++++ Text passage ++++

On Wed, 11 Sep 1996, Andrew Molitor wrote:

> 	With fine NSC routers all over the place, one could insert a
> RR option into all the SYN packets flowing through them. The enclosed
> filter fragment will insert a RR option capable of recording the
> first 7 routers after this one that the packet goes through. It won't
> work on all our stuff, and (realistically) is enclosed for reference only.
> I can dream, though, eh?
> 
> 	A little additional checking could be added to make it hard or
> impossible to spoof this by inserting your own RR option at the source.
> Basically, if you're deploying this, you strip out options on packets
> arriving from 'little leaf nodes that might be bad guys' before you add
> yours in.

++++ Listing ++++

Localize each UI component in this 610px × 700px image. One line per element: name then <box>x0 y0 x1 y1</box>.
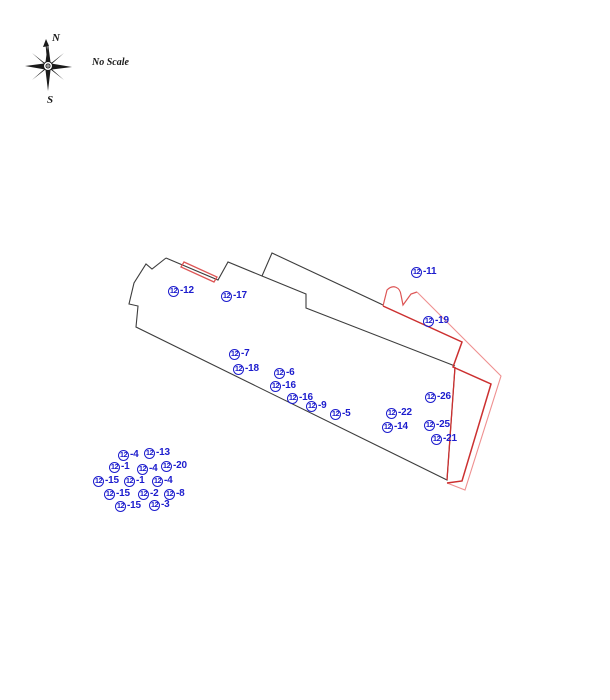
marker-label: 12-25 <box>424 419 450 431</box>
red-canopy-bumps <box>383 287 417 306</box>
unit-badge: 12 <box>425 392 436 403</box>
unit-badge: 12 <box>221 291 232 302</box>
point-number: -17 <box>233 290 247 302</box>
unit-badge: 12 <box>423 316 434 327</box>
point-number: -1 <box>121 461 130 473</box>
marker-label: 12-18 <box>233 363 259 375</box>
marker-label: 12-15 <box>115 500 141 512</box>
unit-badge: 12 <box>161 461 172 472</box>
point-number: -8 <box>176 488 185 500</box>
unit-badge: 12 <box>330 409 341 420</box>
unit-badge: 12 <box>431 434 442 445</box>
unit-badge: 12 <box>152 476 163 487</box>
point-number: -1 <box>136 475 145 487</box>
unit-badge: 12 <box>168 286 179 297</box>
unit-badge: 12 <box>104 489 115 500</box>
marker-label: 12-5 <box>330 408 351 420</box>
unit-badge: 12 <box>93 476 104 487</box>
point-number: -26 <box>437 391 451 403</box>
unit-badge: 12 <box>382 422 393 433</box>
point-number: -21 <box>443 433 457 445</box>
point-number: -14 <box>394 421 408 433</box>
drawing-canvas: N S No Scale 12-1112-1212- <box>0 0 610 700</box>
point-number: -20 <box>173 460 187 472</box>
marker-label: 12-1 <box>109 461 130 473</box>
marker-label: 12-4 <box>118 449 139 461</box>
point-number: -6 <box>286 367 295 379</box>
marker-label: 12-15 <box>93 475 119 487</box>
point-number: -19 <box>435 315 449 327</box>
point-number: -9 <box>318 400 327 412</box>
unit-badge: 12 <box>124 476 135 487</box>
marker-label: 12-14 <box>382 421 408 433</box>
marker-label: 12-20 <box>161 460 187 472</box>
marker-label: 12-15 <box>104 488 130 500</box>
compass-south-label: S <box>47 94 53 106</box>
point-number: -5 <box>342 408 351 420</box>
point-number: -25 <box>436 419 450 431</box>
point-number: -3 <box>161 499 170 511</box>
point-number: -4 <box>164 475 173 487</box>
unit-badge: 12 <box>118 450 129 461</box>
marker-label: 12-26 <box>425 391 451 403</box>
unit-badge: 12 <box>274 368 285 379</box>
annex-parallelogram-path <box>262 253 383 305</box>
unit-badge: 12 <box>287 393 298 404</box>
marker-label: 12-13 <box>144 447 170 459</box>
marker-label: 12-4 <box>152 475 173 487</box>
marker-label: 12-22 <box>386 407 412 419</box>
unit-badge: 12 <box>386 408 397 419</box>
point-number: -13 <box>156 447 170 459</box>
unit-badge: 12 <box>424 420 435 431</box>
point-number: -12 <box>180 285 194 297</box>
point-number: -11 <box>423 266 436 278</box>
unit-badge: 12 <box>233 364 244 375</box>
marker-label: 12-6 <box>274 367 295 379</box>
compass-rose: N S <box>25 32 72 106</box>
unit-badge: 12 <box>115 501 126 512</box>
point-number: -22 <box>398 407 412 419</box>
unit-badge: 12 <box>144 448 155 459</box>
marker-label: 12-1 <box>124 475 145 487</box>
point-number: -15 <box>116 488 130 500</box>
marker-label: 12-7 <box>229 348 250 360</box>
scale-note: No Scale <box>91 57 130 68</box>
unit-badge: 12 <box>109 462 120 473</box>
unit-badge: 12 <box>149 500 160 511</box>
unit-badge: 12 <box>138 489 149 500</box>
marker-label: 12-12 <box>168 285 194 297</box>
marker-label: 12-16 <box>270 380 296 392</box>
marker-label: 12-11 <box>411 266 436 278</box>
point-number: -15 <box>127 500 141 512</box>
point-number: -15 <box>105 475 119 487</box>
unit-badge: 12 <box>411 267 422 278</box>
compass-north-label: N <box>51 32 61 44</box>
unit-badge: 12 <box>306 401 317 412</box>
point-number: -7 <box>241 348 250 360</box>
site-plan-drawing: N S No Scale <box>0 0 610 700</box>
marker-label: 12-3 <box>149 499 170 511</box>
unit-badge: 12 <box>229 349 240 360</box>
unit-badge: 12 <box>137 464 148 475</box>
point-number: -4 <box>130 449 139 461</box>
marker-label: 12-17 <box>221 290 247 302</box>
marker-label: 12-21 <box>431 433 457 445</box>
point-number: -16 <box>282 380 296 392</box>
marker-label: 12-4 <box>137 463 158 475</box>
marker-label: 12-9 <box>306 400 327 412</box>
unit-badge: 12 <box>270 381 281 392</box>
unit-badge: 12 <box>164 489 175 500</box>
point-number: -18 <box>245 363 259 375</box>
north-arrow-icon <box>25 39 72 91</box>
marker-label: 12-19 <box>423 315 449 327</box>
point-number: -4 <box>149 463 158 475</box>
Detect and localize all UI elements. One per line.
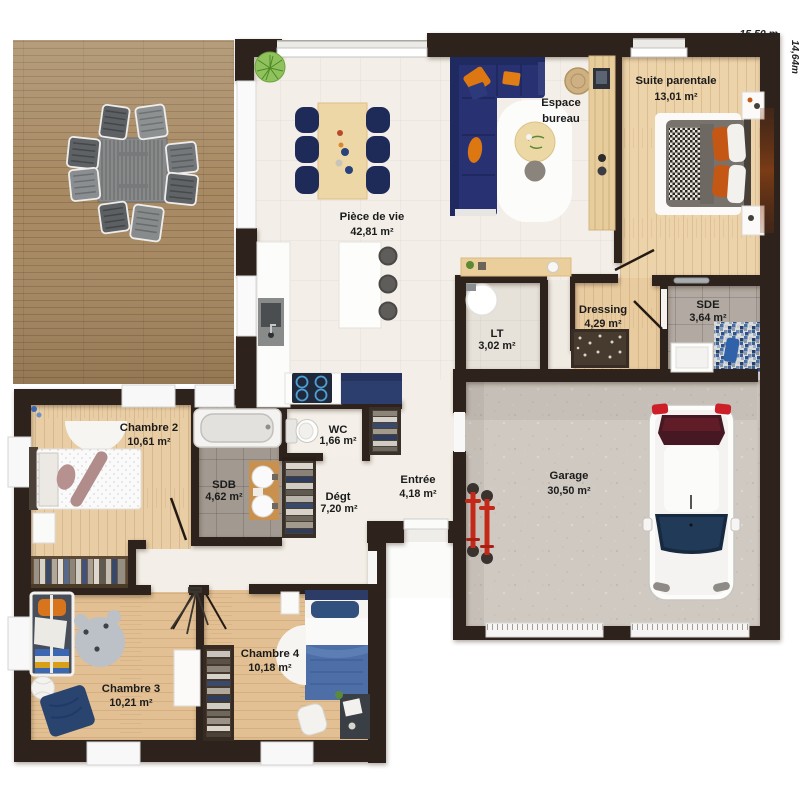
svg-text:10,61 m²: 10,61 m² xyxy=(127,436,171,448)
svg-text:SDB: SDB xyxy=(212,479,236,491)
svg-text:Chambre 2: Chambre 2 xyxy=(120,422,178,434)
svg-text:Espace: Espace xyxy=(541,97,581,109)
svg-text:30,50 m²: 30,50 m² xyxy=(547,485,591,497)
svg-text:1,66 m²: 1,66 m² xyxy=(319,435,357,447)
svg-text:3,02 m²: 3,02 m² xyxy=(478,340,516,352)
svg-text:Chambre 4: Chambre 4 xyxy=(241,648,300,660)
svg-text:3,64 m²: 3,64 m² xyxy=(689,312,727,324)
svg-text:Entrée: Entrée xyxy=(400,474,435,486)
svg-text:7,20 m²: 7,20 m² xyxy=(320,503,358,515)
svg-text:14,64m: 14,64m xyxy=(789,40,800,74)
svg-text:Suite parentale: Suite parentale xyxy=(636,75,717,87)
svg-text:bureau: bureau xyxy=(542,113,580,125)
svg-text:Pièce de vie: Pièce de vie xyxy=(340,211,405,223)
svg-text:4,62 m²: 4,62 m² xyxy=(205,491,243,503)
svg-text:Dressing: Dressing xyxy=(579,304,627,316)
svg-text:42,81 m²: 42,81 m² xyxy=(350,226,394,238)
svg-text:4,29 m²: 4,29 m² xyxy=(584,318,622,330)
svg-text:15,50 m: 15,50 m xyxy=(739,28,778,40)
svg-text:Chambre 3: Chambre 3 xyxy=(102,683,160,695)
svg-text:Garage: Garage xyxy=(550,470,589,482)
svg-text:Dégt: Dégt xyxy=(325,491,350,503)
svg-text:LT: LT xyxy=(491,328,504,340)
svg-text:13,01 m²: 13,01 m² xyxy=(654,91,698,103)
svg-text:4,18 m²: 4,18 m² xyxy=(399,488,437,500)
svg-text:10,18 m²: 10,18 m² xyxy=(248,662,292,674)
svg-text:10,21 m²: 10,21 m² xyxy=(109,697,153,709)
svg-text:SDE: SDE xyxy=(696,299,720,311)
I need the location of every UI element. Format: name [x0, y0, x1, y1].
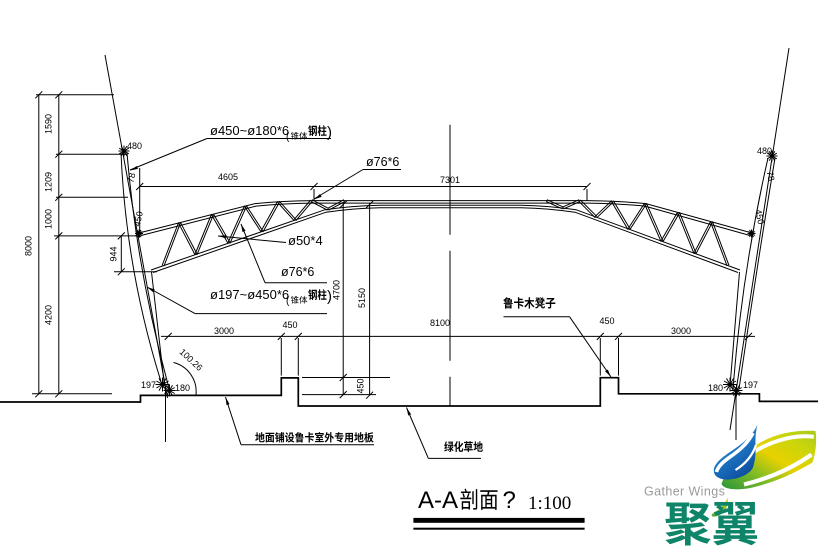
svg-text:4200: 4200	[43, 305, 53, 325]
svg-text:180: 180	[708, 383, 723, 393]
svg-text:ø450~ø180*6: ø450~ø180*6	[210, 123, 289, 138]
svg-text:480: 480	[127, 141, 142, 151]
svg-text:Gather Wings: Gather Wings	[644, 485, 725, 499]
svg-text:197: 197	[141, 380, 156, 390]
svg-text:3000: 3000	[671, 326, 691, 336]
svg-text:4605: 4605	[218, 172, 238, 182]
svg-text:ø50*4: ø50*4	[288, 233, 323, 248]
svg-text:7301: 7301	[440, 175, 460, 185]
svg-text:1000: 1000	[43, 209, 53, 229]
svg-text:1590: 1590	[43, 114, 53, 134]
svg-text:3000: 3000	[214, 326, 234, 336]
svg-text:A-A: A-A	[418, 487, 458, 514]
svg-text:480: 480	[757, 146, 772, 156]
svg-text:4700: 4700	[331, 280, 341, 300]
svg-text:78: 78	[125, 172, 137, 184]
svg-text:1:100: 1:100	[528, 493, 571, 514]
svg-text:450: 450	[355, 378, 365, 393]
svg-text:ø76*6: ø76*6	[366, 155, 399, 169]
svg-text:ø197~ø450*6: ø197~ø450*6	[210, 287, 289, 302]
svg-text:5150: 5150	[357, 288, 367, 308]
svg-text:450: 450	[282, 320, 297, 330]
svg-text:): )	[327, 124, 332, 141]
svg-text:78: 78	[765, 170, 777, 182]
svg-text:8000: 8000	[23, 236, 33, 256]
svg-text:450: 450	[599, 316, 614, 326]
svg-text:180: 180	[175, 383, 190, 393]
svg-text:?: ?	[503, 487, 516, 514]
svg-text:ø76*6: ø76*6	[281, 265, 314, 279]
svg-text:8100: 8100	[430, 318, 450, 328]
svg-text:197: 197	[743, 380, 758, 390]
svg-text:944: 944	[108, 246, 118, 261]
svg-text:): )	[327, 288, 332, 305]
svg-text:1209: 1209	[43, 172, 53, 192]
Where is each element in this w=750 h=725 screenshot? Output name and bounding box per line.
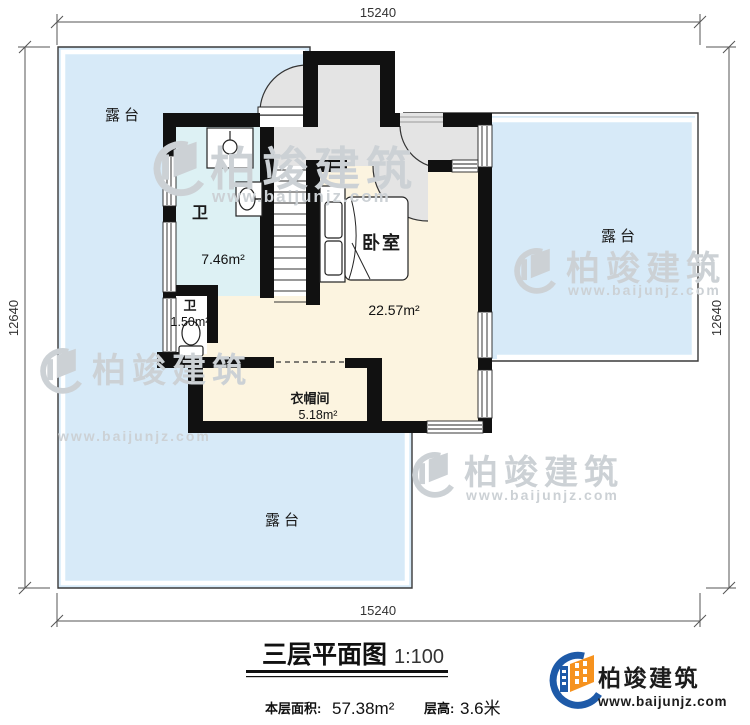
cloakroom-area: 5.18m² xyxy=(299,408,338,422)
title-block: 三层平面图 1:100 本层面积: 57.38m² 层高: 3.6米 xyxy=(246,641,501,718)
dim-bottom: 15240 xyxy=(360,603,396,618)
dim-top: 15240 xyxy=(360,5,396,20)
terrace-door-leaf xyxy=(258,107,307,115)
wc-label: 卫 xyxy=(183,298,196,313)
bedroom-label: 卧室 xyxy=(362,232,402,253)
dim-right: 12640 xyxy=(709,300,724,336)
cloakroom-label: 衣帽间 xyxy=(290,391,329,406)
floor-area-value: 57.38m² xyxy=(332,699,395,718)
watermark-url: www.baijunjz.com xyxy=(465,487,619,503)
company-name: 柏竣建筑 xyxy=(598,665,700,691)
floor-area-label: 本层面积: xyxy=(265,701,321,716)
terrace-top-label: 露台 xyxy=(105,107,143,124)
floor-height-label: 层高: xyxy=(424,701,454,716)
bathroom-area: 7.46m² xyxy=(201,251,245,267)
floor-height-value: 3.6米 xyxy=(460,699,501,718)
terrace-right-label: 露台 xyxy=(601,228,639,245)
watermark-url: www.baijunjz.com xyxy=(57,428,211,444)
company-logo: 柏竣建筑 www.baijunjz.com xyxy=(553,655,727,709)
watermark-company: 柏竣建筑 xyxy=(92,351,252,390)
page-title: 三层平面图 xyxy=(262,641,387,669)
watermark-url: www.baijunjz.com xyxy=(211,187,391,206)
scale-label: 1:100 xyxy=(394,646,444,668)
floor-plan-drawing: 柏竣建筑 www.baijunjz.com 柏竣建筑 www.baijunjz.… xyxy=(0,0,750,725)
terrace-bottom-label: 露台 xyxy=(265,512,303,529)
dim-left: 12640 xyxy=(6,300,21,336)
bedroom-area: 22.57m² xyxy=(368,302,420,318)
company-website: www.baijunjz.com xyxy=(597,694,727,709)
floor-plan-page: 柏竣建筑 www.baijunjz.com 柏竣建筑 www.baijunjz.… xyxy=(0,0,750,725)
wc-area: 1.50m² xyxy=(171,315,210,329)
bathroom-label: 卫 xyxy=(192,205,208,222)
watermark-url: www.baijunjz.com xyxy=(567,282,721,298)
company-logo-icon xyxy=(553,655,599,705)
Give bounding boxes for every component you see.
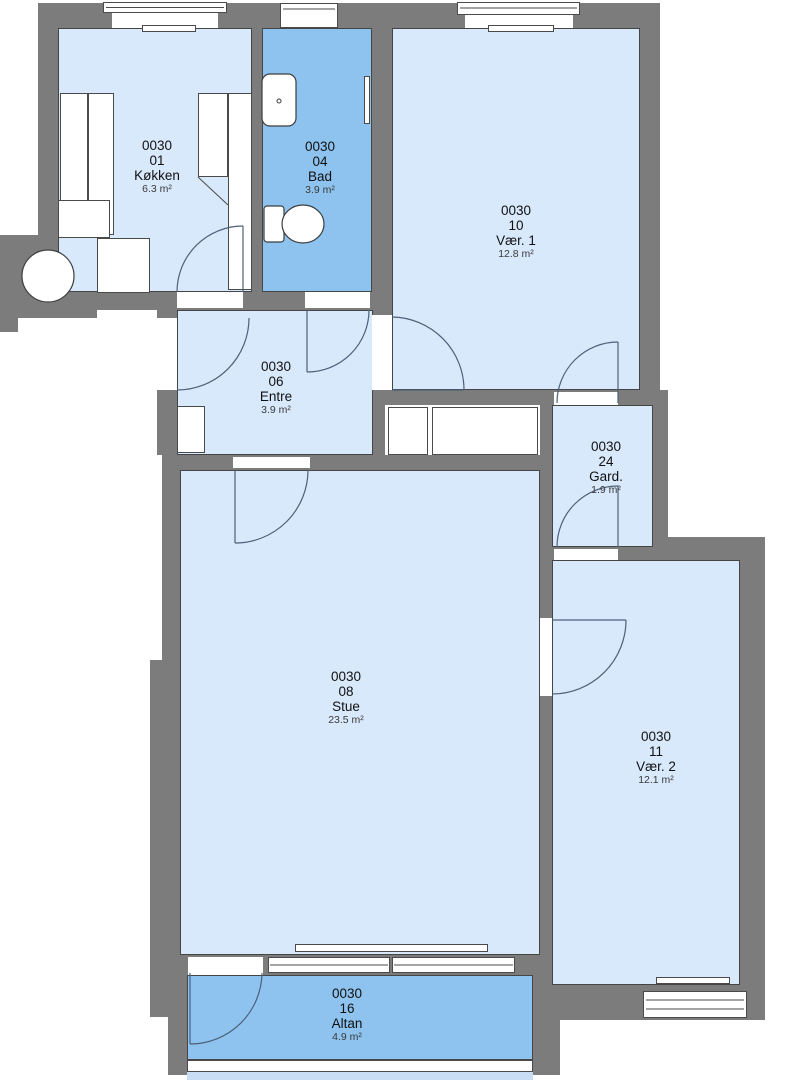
room-area: 23.5 m² — [328, 715, 364, 727]
room-code: 0030 — [496, 203, 536, 218]
closet — [432, 407, 538, 455]
mirror-bad — [364, 76, 370, 124]
room-number: 01 — [134, 153, 180, 168]
room-code: 0030 — [589, 439, 623, 454]
wall — [373, 400, 385, 458]
room-code: 0030 — [332, 986, 363, 1001]
door-opening-gard-top — [554, 392, 618, 405]
room-name: Entre — [260, 389, 292, 404]
room-code: 0030 — [328, 669, 364, 684]
door-opening-vaer1 — [372, 315, 392, 390]
room-label-stue: 0030 08 Stue 23.5 m² — [328, 669, 364, 727]
door-opening-vaer2 — [540, 618, 552, 696]
balcony-railing — [187, 1060, 533, 1072]
wall — [740, 537, 765, 1020]
room-label-vaer2: 0030 11 Vær. 2 12.1 m² — [636, 729, 676, 787]
room-label-entre: 0030 06 Entre 3.9 m² — [260, 359, 292, 417]
room-number: 24 — [589, 454, 623, 469]
room-number: 04 — [305, 154, 335, 169]
room-code: 0030 — [260, 359, 292, 374]
door-opening-bad — [305, 292, 370, 308]
room-area: 6.3 m² — [134, 184, 180, 196]
radiator-koekken — [142, 25, 196, 32]
radiator-stue — [295, 944, 488, 952]
room-name: Bad — [305, 169, 335, 184]
room-name: Altan — [332, 1016, 363, 1031]
room-name: Stue — [328, 699, 364, 714]
room-name: Gard. — [589, 469, 623, 484]
wall — [162, 455, 552, 470]
window-vaer2 — [643, 991, 747, 1018]
door-opening-entrance — [157, 318, 177, 390]
balcony-edge — [187, 1072, 533, 1080]
room-name: Vær. 1 — [496, 233, 536, 248]
floor-plan: 0030 01 Køkken 6.3 m² 0030 04 Bad 3.9 m²… — [0, 0, 800, 1080]
room-number: 08 — [328, 684, 364, 699]
window-stue-right — [392, 957, 515, 973]
room-area: 12.8 m² — [496, 249, 536, 261]
wall — [252, 28, 262, 292]
door-opening-altan — [188, 957, 263, 975]
window-stue-left — [268, 957, 390, 973]
room-label-gard: 0030 24 Gard. 1.9 m² — [589, 439, 623, 497]
wall — [392, 390, 660, 405]
room-label-bad: 0030 04 Bad 3.9 m² — [305, 139, 335, 197]
window-vaer1 — [457, 2, 580, 15]
wall — [162, 470, 180, 670]
closet — [388, 407, 428, 455]
room-number: 11 — [636, 744, 676, 759]
wall — [168, 1017, 187, 1075]
room-name: Køkken — [134, 168, 180, 183]
wall — [640, 28, 660, 405]
room-area: 3.9 m² — [260, 405, 292, 417]
room-area: 4.9 m² — [332, 1032, 363, 1044]
room-name: Vær. 2 — [636, 759, 676, 774]
radiator-vaer2 — [656, 977, 730, 984]
room-label-vaer1: 0030 10 Vær. 1 12.8 m² — [496, 203, 536, 261]
room-label-koekken: 0030 01 Køkken 6.3 m² — [134, 138, 180, 196]
room-area: 3.9 m² — [305, 185, 335, 197]
room-number: 10 — [496, 218, 536, 233]
room-code: 0030 — [305, 139, 335, 154]
kitchen-counter — [58, 200, 110, 238]
door-opening-gard-bottom — [554, 549, 618, 560]
room-area: 1.9 m² — [589, 485, 623, 497]
room-code: 0030 — [134, 138, 180, 153]
wall — [38, 3, 60, 240]
kitchen-counter — [97, 238, 150, 293]
radiator-vaer1 — [488, 25, 554, 32]
door-opening-koekken — [177, 292, 243, 308]
room-code: 0030 — [636, 729, 676, 744]
room-number: 06 — [260, 374, 292, 389]
room-label-altan: 0030 16 Altan 4.9 m² — [332, 986, 363, 1044]
vent-shaft-bad — [280, 3, 338, 28]
room-area: 12.1 m² — [636, 775, 676, 787]
kitchen-counter — [228, 93, 252, 290]
kitchen-counter — [198, 93, 228, 177]
room-number: 16 — [332, 1001, 363, 1016]
wall — [653, 390, 668, 560]
window-koekken — [103, 2, 227, 13]
closet — [177, 406, 205, 453]
wall — [0, 318, 18, 332]
door-opening-stue — [233, 457, 310, 468]
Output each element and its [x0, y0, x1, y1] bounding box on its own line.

++++

▶ **Tasks for this exercise**:
a - From the message about inserting RR options in SYN packets, quote the part that opens with the words containing "On Wed, 11 Sep" and closes with "at the source.".
b - In the message about inserting RR options in SYN packets, how many routers can the inserted RR option record?
c - Proceed with the message about inserting RR options in SYN packets, starting after its final sentence.

▶ **Results for each task**:
a -
On Wed, 11 Sep 1996, Andrew Molitor wrote:

> 	With fine NSC routers all over the place, one could insert a
> RR option into all the SYN packets flowing through them. The enclosed
> filter fragment will insert a RR option capable of recording the
> first 7 routers after this one that the packet goes through. It won't
> work on all our stuff, and (realistically) is enclosed for reference only.
> I can dream, though, eh?
> 
> 	A little additional checking could be added to make it hard or
> impossible to spoof this by inserting your own RR option at the source.

b - It can record the first 7 routers after the inserting router that the packet goes through.

c -
> 
> 	It would be relatively trivial to add this to, say, the freely
> available IP filtering in Linux. The performance hit in the core routers
> would only be taken for SYN packets, which are some modest percentage
> (less that 10?) of all packets. They'd feel it, but would probably not
> topple right over.
> 
> 	With this option present, the problem or tracing it back to the
> source begins to look like backtracing usenet headers -- it's not easy,
> but it often/usually provides some useful information. It also would
> require lots of co-operation among ISPs.
> 
> 		Andrew
> 
> filter syn_tracking
> 	not ip_protocol in (6) break;    # Get outta here if it's not TCP
> 	not ip_fo in (0) break;          # or if the header's not here
> 	not tl_byte (13) mask 0x02 in (0x02) break; # if SYN not set, get out
> 	ip_option_present 0x07 break;   # Get out if RR option already here
> 
> 	# Otherwise insert a 7 hop RR option.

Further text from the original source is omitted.